§ Task instructions
Every line containing the string "quien" is to be copied from the records.

─── Exercise materials ───

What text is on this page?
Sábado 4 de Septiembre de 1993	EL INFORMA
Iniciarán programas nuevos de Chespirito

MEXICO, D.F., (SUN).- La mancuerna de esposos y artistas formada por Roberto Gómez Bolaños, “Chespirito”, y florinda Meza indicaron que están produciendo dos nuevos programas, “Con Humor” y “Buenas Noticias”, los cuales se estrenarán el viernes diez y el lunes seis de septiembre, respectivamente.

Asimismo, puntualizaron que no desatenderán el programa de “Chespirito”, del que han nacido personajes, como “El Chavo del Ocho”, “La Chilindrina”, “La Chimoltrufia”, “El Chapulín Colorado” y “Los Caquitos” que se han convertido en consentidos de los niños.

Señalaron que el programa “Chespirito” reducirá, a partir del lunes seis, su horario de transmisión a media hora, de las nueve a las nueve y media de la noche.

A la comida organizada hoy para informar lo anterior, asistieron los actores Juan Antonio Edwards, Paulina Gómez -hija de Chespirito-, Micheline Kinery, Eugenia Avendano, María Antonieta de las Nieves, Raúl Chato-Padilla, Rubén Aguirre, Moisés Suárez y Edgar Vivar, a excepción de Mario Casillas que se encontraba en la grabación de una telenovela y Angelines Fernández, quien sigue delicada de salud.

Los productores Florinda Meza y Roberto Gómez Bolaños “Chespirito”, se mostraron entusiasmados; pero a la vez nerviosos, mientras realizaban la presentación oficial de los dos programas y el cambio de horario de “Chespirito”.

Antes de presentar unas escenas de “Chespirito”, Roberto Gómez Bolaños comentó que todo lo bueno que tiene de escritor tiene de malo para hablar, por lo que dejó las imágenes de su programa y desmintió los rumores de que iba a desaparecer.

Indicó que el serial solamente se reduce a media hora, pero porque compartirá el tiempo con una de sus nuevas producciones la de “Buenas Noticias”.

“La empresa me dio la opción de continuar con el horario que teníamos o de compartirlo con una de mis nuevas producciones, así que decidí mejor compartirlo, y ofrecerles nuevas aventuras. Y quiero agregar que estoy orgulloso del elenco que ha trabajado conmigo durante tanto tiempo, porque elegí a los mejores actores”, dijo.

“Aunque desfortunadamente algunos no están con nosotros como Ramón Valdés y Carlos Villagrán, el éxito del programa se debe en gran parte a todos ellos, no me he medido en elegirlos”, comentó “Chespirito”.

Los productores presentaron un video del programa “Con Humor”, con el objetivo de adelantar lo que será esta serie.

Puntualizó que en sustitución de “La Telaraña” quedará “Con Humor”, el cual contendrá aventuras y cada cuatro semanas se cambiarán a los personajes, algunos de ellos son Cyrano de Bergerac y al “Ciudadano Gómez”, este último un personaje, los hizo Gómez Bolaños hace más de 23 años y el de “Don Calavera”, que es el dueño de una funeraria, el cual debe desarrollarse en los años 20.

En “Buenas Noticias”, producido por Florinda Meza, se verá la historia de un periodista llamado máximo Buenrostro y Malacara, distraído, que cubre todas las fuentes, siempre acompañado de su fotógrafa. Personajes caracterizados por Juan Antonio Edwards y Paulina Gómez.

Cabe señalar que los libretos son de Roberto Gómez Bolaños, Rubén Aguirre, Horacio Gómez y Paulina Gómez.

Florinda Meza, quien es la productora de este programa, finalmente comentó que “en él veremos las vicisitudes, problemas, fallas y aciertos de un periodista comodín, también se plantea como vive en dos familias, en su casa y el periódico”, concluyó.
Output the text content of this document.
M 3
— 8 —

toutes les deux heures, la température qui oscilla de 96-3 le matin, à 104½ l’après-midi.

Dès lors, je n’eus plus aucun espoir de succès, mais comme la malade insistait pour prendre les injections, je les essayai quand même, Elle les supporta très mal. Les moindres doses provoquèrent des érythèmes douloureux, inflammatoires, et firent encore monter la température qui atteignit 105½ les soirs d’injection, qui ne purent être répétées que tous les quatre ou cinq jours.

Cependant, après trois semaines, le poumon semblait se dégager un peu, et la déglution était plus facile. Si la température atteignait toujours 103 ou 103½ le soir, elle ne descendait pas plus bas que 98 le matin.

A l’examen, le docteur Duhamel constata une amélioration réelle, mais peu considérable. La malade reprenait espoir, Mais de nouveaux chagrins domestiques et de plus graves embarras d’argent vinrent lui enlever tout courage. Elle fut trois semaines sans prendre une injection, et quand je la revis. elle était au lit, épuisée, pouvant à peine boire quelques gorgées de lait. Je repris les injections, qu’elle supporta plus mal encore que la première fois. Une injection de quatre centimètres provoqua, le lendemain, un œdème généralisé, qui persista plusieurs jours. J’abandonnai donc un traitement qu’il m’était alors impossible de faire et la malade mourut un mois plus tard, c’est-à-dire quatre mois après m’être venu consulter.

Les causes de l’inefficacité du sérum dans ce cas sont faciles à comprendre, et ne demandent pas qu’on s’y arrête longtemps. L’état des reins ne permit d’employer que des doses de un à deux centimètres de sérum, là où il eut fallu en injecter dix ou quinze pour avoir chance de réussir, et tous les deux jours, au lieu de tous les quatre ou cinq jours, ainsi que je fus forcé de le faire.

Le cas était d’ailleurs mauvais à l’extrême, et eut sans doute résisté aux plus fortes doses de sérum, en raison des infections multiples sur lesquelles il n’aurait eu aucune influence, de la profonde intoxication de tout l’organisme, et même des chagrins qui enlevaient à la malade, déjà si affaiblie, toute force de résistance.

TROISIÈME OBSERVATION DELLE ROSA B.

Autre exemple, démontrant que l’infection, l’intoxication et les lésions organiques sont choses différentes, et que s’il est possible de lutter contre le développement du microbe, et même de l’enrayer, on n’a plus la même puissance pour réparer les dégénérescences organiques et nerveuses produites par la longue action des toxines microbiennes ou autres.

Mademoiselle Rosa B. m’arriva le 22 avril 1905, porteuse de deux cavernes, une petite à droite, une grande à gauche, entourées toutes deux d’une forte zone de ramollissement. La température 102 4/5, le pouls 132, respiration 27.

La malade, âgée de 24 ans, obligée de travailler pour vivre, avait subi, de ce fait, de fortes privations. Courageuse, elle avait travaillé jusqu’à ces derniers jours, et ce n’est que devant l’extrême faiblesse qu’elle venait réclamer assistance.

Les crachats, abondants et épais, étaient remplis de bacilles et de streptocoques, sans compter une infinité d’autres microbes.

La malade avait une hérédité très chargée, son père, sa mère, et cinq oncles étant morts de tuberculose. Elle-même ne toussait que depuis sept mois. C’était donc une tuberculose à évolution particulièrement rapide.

───

§ Written solution
A la comida organizada hoy para informar lo anterior, asistieron los actores Juan Antonio Edwards, Paulina Gómez -hija de Chespirito-, Micheline Kinery, Eugenia Avendano, María Antonieta de las Nieves, Raúl Chato-Padilla, Rubén Aguirre, Moisés Suárez y Edgar Vivar, a excepción de Mario Casillas que se encontraba en la grabación de una telenovela y Angelines Fernández, quien sigue delicada de salud.
Florinda Meza, quien es la productora de este programa, finalmente comentó que “en él veremos las vicisitudes, problemas, fallas y aciertos de un periodista comodín, también se plantea como vive en dos familias, en su casa y el periódico”, concluyó.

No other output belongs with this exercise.